> **Given problem**:
Copy every line of the data that contains the string "noevidence".
####################
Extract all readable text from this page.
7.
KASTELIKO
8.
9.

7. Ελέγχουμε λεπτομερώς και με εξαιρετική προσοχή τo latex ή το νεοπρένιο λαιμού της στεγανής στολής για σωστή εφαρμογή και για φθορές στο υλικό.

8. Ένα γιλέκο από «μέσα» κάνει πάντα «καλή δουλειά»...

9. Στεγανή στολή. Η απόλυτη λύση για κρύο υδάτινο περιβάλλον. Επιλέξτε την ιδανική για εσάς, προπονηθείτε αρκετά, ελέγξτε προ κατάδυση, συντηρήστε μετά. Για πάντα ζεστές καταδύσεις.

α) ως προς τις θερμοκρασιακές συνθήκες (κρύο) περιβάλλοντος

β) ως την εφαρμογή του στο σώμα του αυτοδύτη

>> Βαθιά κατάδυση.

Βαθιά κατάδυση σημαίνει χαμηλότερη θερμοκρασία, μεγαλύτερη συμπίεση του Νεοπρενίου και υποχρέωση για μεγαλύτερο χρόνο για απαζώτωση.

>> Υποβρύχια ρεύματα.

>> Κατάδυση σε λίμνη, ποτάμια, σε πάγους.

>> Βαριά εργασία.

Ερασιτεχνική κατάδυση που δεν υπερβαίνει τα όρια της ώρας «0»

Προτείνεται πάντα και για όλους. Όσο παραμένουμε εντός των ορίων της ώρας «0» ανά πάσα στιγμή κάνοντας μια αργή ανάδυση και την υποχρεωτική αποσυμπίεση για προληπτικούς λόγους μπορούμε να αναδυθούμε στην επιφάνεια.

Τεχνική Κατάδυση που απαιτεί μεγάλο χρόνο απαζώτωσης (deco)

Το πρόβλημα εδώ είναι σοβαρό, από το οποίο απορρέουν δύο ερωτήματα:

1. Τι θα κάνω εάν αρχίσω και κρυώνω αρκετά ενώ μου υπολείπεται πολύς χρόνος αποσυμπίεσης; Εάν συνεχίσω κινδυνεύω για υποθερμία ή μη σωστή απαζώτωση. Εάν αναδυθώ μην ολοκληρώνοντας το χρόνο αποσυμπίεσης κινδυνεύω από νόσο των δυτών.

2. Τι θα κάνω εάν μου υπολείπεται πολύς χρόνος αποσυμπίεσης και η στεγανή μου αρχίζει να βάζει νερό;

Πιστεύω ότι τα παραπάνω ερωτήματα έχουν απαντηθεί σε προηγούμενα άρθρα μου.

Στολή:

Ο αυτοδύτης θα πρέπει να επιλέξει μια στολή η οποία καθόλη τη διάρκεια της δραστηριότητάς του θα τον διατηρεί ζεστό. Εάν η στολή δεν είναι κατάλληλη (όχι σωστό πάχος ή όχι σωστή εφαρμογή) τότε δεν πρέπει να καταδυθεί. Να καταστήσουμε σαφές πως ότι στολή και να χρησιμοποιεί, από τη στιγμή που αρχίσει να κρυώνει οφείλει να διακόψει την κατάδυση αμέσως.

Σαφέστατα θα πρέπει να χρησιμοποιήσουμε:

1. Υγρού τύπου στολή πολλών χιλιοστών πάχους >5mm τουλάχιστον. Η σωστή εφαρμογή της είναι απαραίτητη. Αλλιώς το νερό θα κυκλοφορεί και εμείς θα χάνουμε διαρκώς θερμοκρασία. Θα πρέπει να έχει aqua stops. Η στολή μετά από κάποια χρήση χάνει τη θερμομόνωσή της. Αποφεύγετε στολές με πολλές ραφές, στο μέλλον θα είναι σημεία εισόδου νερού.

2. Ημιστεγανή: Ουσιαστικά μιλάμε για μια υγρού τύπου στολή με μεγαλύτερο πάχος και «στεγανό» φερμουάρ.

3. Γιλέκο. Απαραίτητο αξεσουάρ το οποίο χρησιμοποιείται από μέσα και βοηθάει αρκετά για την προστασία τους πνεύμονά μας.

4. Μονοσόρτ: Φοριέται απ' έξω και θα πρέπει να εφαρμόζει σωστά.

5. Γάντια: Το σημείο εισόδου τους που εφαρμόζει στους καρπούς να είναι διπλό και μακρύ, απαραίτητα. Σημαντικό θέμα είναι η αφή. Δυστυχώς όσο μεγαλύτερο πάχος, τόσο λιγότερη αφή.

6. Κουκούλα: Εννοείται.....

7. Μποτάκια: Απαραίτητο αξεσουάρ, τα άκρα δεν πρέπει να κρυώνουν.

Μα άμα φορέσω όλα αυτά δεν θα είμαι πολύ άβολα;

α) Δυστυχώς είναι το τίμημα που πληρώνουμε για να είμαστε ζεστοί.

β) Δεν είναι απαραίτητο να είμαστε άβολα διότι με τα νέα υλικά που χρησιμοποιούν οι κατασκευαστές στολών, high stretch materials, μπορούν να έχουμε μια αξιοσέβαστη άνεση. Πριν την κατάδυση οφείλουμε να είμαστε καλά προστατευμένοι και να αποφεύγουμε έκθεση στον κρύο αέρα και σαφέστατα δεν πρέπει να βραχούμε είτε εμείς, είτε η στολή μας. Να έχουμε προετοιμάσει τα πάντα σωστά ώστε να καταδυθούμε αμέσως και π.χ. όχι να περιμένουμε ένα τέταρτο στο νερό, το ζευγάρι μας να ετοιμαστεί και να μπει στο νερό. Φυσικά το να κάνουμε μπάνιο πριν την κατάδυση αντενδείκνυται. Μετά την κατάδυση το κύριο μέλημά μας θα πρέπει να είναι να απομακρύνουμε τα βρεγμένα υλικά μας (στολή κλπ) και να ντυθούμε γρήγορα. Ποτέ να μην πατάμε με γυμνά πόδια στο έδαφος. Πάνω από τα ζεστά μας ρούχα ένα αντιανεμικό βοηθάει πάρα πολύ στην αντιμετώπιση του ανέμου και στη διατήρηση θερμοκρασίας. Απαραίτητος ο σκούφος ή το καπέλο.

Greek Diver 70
####################
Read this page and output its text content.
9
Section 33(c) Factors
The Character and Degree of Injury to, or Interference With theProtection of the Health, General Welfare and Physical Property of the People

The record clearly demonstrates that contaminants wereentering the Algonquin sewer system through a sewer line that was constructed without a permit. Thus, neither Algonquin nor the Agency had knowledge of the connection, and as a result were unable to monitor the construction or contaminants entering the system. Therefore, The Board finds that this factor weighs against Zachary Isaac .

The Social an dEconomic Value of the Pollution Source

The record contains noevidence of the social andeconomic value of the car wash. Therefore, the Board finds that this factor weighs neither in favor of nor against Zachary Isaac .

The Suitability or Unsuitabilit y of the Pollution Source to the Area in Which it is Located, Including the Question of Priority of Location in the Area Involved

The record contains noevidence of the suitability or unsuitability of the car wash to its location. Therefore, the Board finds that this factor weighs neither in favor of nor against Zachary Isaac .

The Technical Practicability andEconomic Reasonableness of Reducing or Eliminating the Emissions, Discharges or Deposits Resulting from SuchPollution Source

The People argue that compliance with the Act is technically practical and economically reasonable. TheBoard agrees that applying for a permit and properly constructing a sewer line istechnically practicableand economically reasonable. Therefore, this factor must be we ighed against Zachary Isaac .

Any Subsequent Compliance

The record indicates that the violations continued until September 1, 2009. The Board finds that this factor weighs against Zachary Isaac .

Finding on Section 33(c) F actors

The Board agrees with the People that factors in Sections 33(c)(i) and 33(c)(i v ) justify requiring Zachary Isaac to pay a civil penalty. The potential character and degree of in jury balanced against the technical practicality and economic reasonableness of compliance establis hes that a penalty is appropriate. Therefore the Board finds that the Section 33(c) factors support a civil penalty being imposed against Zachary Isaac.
####################
> **Correct response**:
The record contains noevidence of the social andeconomic value of the car wash. Therefore, the Board finds that this factor weighs neither in favor of nor against Zachary Isaac .
The record contains noevidence of the suitability or unsuitability of the car wash to its location. Therefore, the Board finds that this factor weighs neither in favor of nor against Zachary Isaac .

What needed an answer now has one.